Extracted data entries:

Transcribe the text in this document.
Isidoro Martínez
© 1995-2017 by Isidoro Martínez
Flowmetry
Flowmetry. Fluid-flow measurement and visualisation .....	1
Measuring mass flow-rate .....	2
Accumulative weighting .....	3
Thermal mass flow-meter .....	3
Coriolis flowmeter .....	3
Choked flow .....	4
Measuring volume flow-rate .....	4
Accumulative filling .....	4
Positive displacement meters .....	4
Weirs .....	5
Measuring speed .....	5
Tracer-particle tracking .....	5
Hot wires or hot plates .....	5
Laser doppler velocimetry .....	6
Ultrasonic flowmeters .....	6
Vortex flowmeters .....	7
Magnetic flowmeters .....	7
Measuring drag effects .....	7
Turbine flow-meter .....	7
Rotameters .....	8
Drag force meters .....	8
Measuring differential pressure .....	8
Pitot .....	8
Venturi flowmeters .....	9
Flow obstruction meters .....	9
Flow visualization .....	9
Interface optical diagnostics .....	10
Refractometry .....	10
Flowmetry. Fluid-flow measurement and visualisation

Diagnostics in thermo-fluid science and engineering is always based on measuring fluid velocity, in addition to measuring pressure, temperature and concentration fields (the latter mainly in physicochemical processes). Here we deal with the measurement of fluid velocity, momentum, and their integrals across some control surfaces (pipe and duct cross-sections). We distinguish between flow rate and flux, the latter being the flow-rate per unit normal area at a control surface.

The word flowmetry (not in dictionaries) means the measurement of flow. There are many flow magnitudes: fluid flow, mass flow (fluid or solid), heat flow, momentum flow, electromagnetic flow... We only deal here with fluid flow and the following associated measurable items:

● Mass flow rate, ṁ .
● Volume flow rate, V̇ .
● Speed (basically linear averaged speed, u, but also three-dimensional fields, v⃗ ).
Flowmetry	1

Directive:
Above are the records. Identify each line that contains the word "Isidoro".

Exercise output:
Isidoro Martínez
© 1995-2017 by Isidoro Martínez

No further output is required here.